* _WHAT YOU NEED TO DO_
Go through the entries and transcribe each one exactly, dropping the pictures.

+ + + +

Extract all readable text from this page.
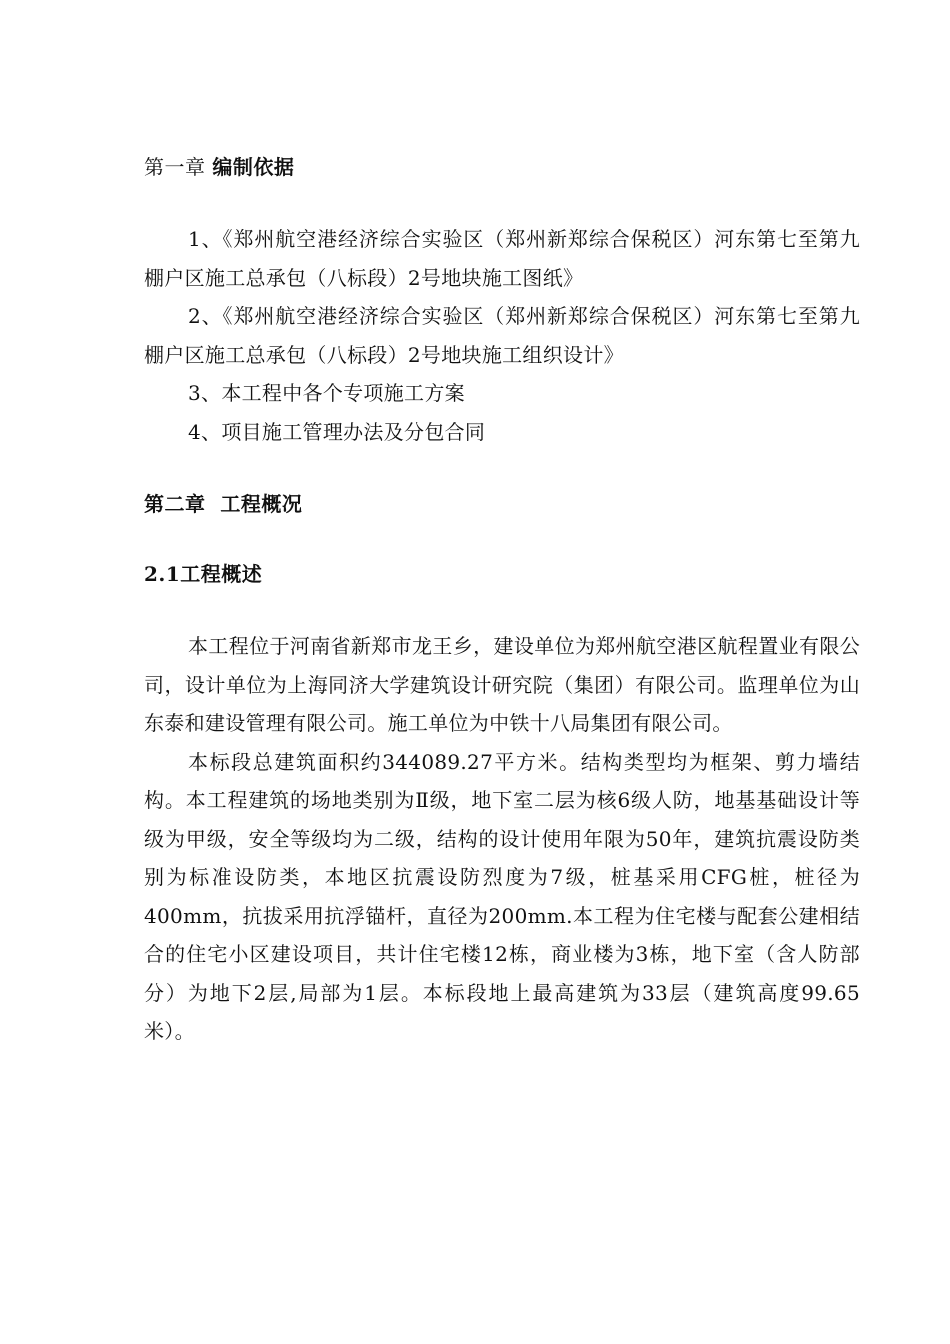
第一章 编制依据

1、《郑州航空港经济综合实验区（郑州新郑综合保税区）河东第七至第九棚户区施工总承包（八标段）2号地块施工图纸》

2、《郑州航空港经济综合实验区（郑州新郑综合保税区）河东第七至第九棚户区施工总承包（八标段）2号地块施工组织设计》

3、本工程中各个专项施工方案

4、项目施工管理办法及分包合同

第二章  工程概况
2.1工程概述

本工程位于河南省新郑市龙王乡，建设单位为郑州航空港区航程置业有限公司，设计单位为上海同济大学建筑设计研究院（集团）有限公司。监理单位为山东泰和建设管理有限公司。施工单位为中铁十八局集团有限公司。

本标段总建筑面积约344089.27平方米。结构类型均为框架、剪力墙结构。本工程建筑的场地类别为Ⅱ级，地下室二层为核6级人防，地基基础设计等级为甲级，安全等级均为二级，结构的设计使用年限为50年，建筑抗震设防类别为标准设防类，本地区抗震设防烈度为7级，桩基采用CFG桩，桩径为400mm，抗拔采用抗浮锚杆，直径为200mm.本工程为住宅楼与配套公建相结合的住宅小区建设项目，共计住宅楼12栋，商业楼为3栋，地下室（含人防部分）为地下2层,局部为1层。本标段地上最高建筑为33层（建筑高度99.65米）。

+ + + +

* _PROBLEM SOLUTION_
Extract all readable text from this page.
第一章 编制依据

1、《郑州航空港经济综合实验区（郑州新郑综合保税区）河东第七至第九棚户区施工总承包（八标段）2号地块施工图纸》

2、《郑州航空港经济综合实验区（郑州新郑综合保税区）河东第七至第九棚户区施工总承包（八标段）2号地块施工组织设计》

3、本工程中各个专项施工方案

4、项目施工管理办法及分包合同

第二章  工程概况
2.1工程概述

本工程位于河南省新郑市龙王乡，建设单位为郑州航空港区航程置业有限公司，设计单位为上海同济大学建筑设计研究院（集团）有限公司。监理单位为山东泰和建设管理有限公司。施工单位为中铁十八局集团有限公司。

本标段总建筑面积约344089.27平方米。结构类型均为框架、剪力墙结构。本工程建筑的场地类别为Ⅱ级，地下室二层为核6级人防，地基基础设计等级为甲级，安全等级均为二级，结构的设计使用年限为50年，建筑抗震设防类别为标准设防类，本地区抗震设防烈度为7级，桩基采用CFG桩，桩径为400mm，抗拔采用抗浮锚杆，直径为200mm.本工程为住宅楼与配套公建相结合的住宅小区建设项目，共计住宅楼12栋，商业楼为3栋，地下室（含人防部分）为地下2层,局部为1层。本标段地上最高建筑为33层（建筑高度99.65米）。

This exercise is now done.